--- begin The data ---

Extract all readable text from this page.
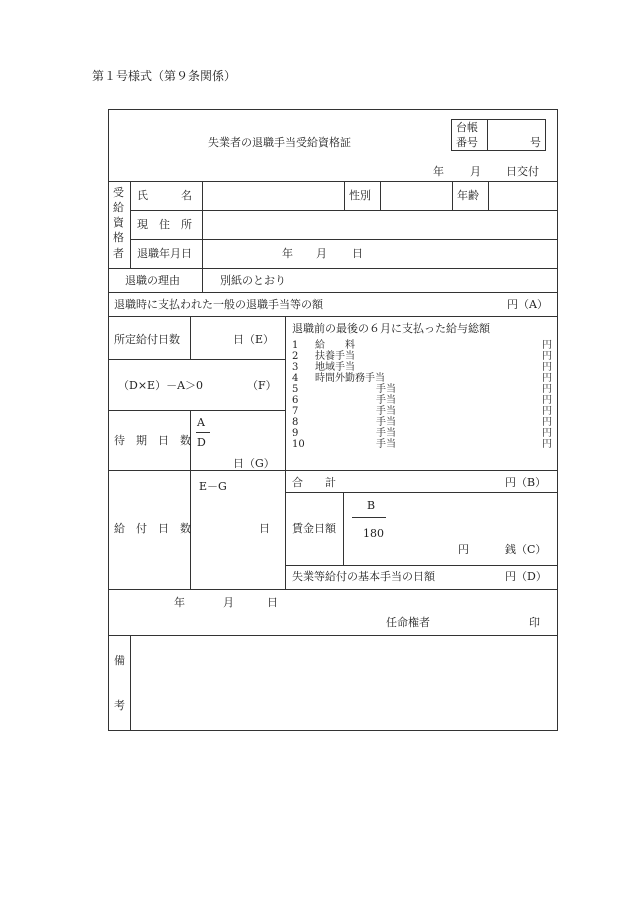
第１号様式（第９条関係）
失業者の退職手当受給資格証
台帳
番号	号
年 月 日交付
受
給
資
格
者
氏　　　名	性別	年齢
現　住　所
退職年月日	年 月 日
退職の理由	別紙のとおり
退職時に支払われた一般の退職手当等の額	円（A）
所定給付日数	日（E）
（D×E）－A＞0	（F）
待　期　日　数
A
D
日（G）
給　付　日　数
E－G
日
退職前の最後の６月に支払った給与総額
1 給　　料	円
2 扶養手当	円
3 地域手当	円
4 時間外勤務手当	円
5	手当	円
6	手当	円
7	手当	円
8	手当	円
9	手当	円
10	手当	円
合　　計	円（B）
賃金日額
B
180
円	銭（C）
失業等給付の基本手当の日額	円（D）
年	月	日
任命権者	印
備
考
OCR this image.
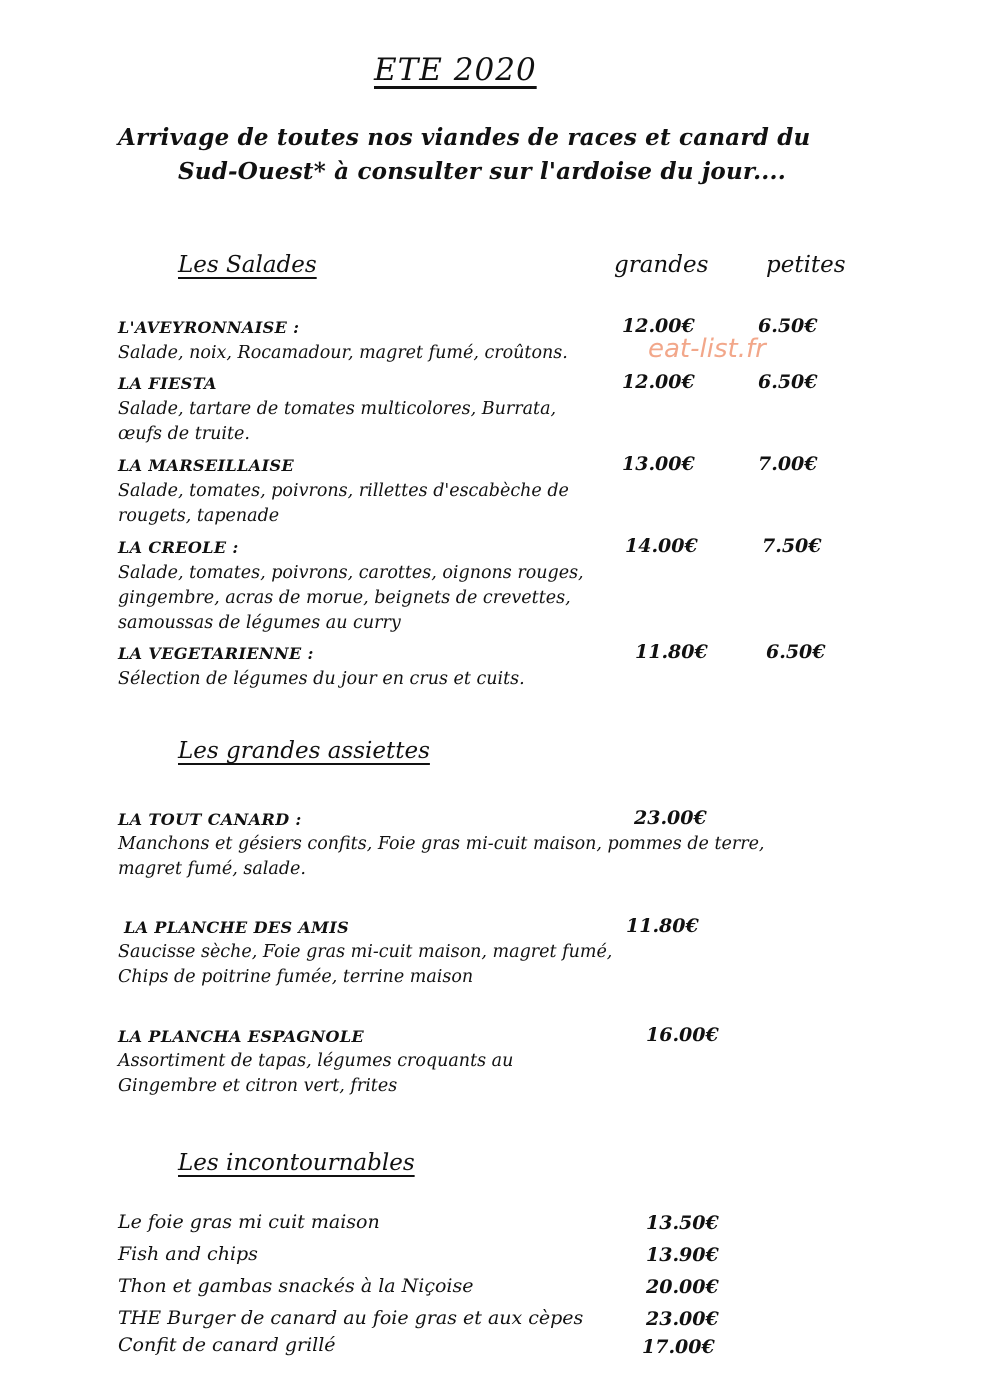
ETE 2020
Arrivage de toutes nos viandes de races et canard du
Sud-Ouest* à consulter sur l'ardoise du jour....
Les Salades	grandes	petites
eat-list.fr
L'AVEYRONNAISE :	12.00€	6.50€
Salade, noix, Rocamadour, magret fumé, croûtons.
LA FIESTA	12.00€	6.50€
Salade, tartare de tomates multicolores, Burrata,
œufs de truite.
LA MARSEILLAISE	13.00€	7.00€
Salade, tomates, poivrons, rillettes d'escabèche de
rougets, tapenade
LA CREOLE :	14.00€	7.50€
Salade, tomates, poivrons, carottes, oignons rouges,
gingembre, acras de morue, beignets de crevettes,
samoussas de légumes au curry
LA VEGETARIENNE :	11.80€	6.50€
Sélection de légumes du jour en crus et cuits.
Les grandes assiettes
LA TOUT CANARD :	23.00€
Manchons et gésiers confits, Foie gras mi-cuit maison, pommes de terre,
magret fumé, salade.
LA PLANCHE DES AMIS	11.80€
Saucisse sèche, Foie gras mi-cuit maison, magret fumé,
Chips de poitrine fumée, terrine maison
LA PLANCHA ESPAGNOLE	16.00€
Assortiment de tapas, légumes croquants au
Gingembre et citron vert, frites
Les incontournables
Le foie gras mi cuit maison	13.50€
Fish and chips	13.90€
Thon et gambas snackés à la Niçoise	20.00€
THE Burger de canard au foie gras et aux cèpes	23.00€
Confit de canard grillé	17.00€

--- end The data ---

• **Job**
Do not include the images; transcribe the rest of the listing exactly.

• **Output of the task**
Extract all readable text from this page.
第１号様式（第９条関係）
失業者の退職手当受給資格証
台帳
番号	号
年 月 日交付
受
給
資
格
者
氏　　　名	性別	年齢
現　住　所
退職年月日	年 月 日
退職の理由	別紙のとおり
退職時に支払われた一般の退職手当等の額	円（A）
所定給付日数	日（E）
（D×E）－A＞0	（F）
待　期　日　数
A
D
日（G）
給　付　日　数
E－G
日
退職前の最後の６月に支払った給与総額
1 給　　料	円
2 扶養手当	円
3 地域手当	円
4 時間外勤務手当	円
5	手当	円
6	手当	円
7	手当	円
8	手当	円
9	手当	円
10	手当	円
合　　計	円（B）
賃金日額
B
180
円	銭（C）
失業等給付の基本手当の日額	円（D）
年	月	日
任命権者	印
備
考
OCR this image.
ETE 2020
Arrivage de toutes nos viandes de races et canard du
Sud-Ouest* à consulter sur l'ardoise du jour....
Les Salades	grandes	petites
eat-list.fr
L'AVEYRONNAISE :	12.00€	6.50€
Salade, noix, Rocamadour, magret fumé, croûtons.
LA FIESTA	12.00€	6.50€
Salade, tartare de tomates multicolores, Burrata,
œufs de truite.
LA MARSEILLAISE	13.00€	7.00€
Salade, tomates, poivrons, rillettes d'escabèche de
rougets, tapenade
LA CREOLE :	14.00€	7.50€
Salade, tomates, poivrons, carottes, oignons rouges,
gingembre, acras de morue, beignets de crevettes,
samoussas de légumes au curry
LA VEGETARIENNE :	11.80€	6.50€
Sélection de légumes du jour en crus et cuits.
Les grandes assiettes
LA TOUT CANARD :	23.00€
Manchons et gésiers confits, Foie gras mi-cuit maison, pommes de terre,
magret fumé, salade.
LA PLANCHE DES AMIS	11.80€
Saucisse sèche, Foie gras mi-cuit maison, magret fumé,
Chips de poitrine fumée, terrine maison
LA PLANCHA ESPAGNOLE	16.00€
Assortiment de tapas, légumes croquants au
Gingembre et citron vert, frites
Les incontournables
Le foie gras mi cuit maison	13.50€
Fish and chips	13.90€
Thon et gambas snackés à la Niçoise	20.00€
THE Burger de canard au foie gras et aux cèpes	23.00€
Confit de canard grillé	17.00€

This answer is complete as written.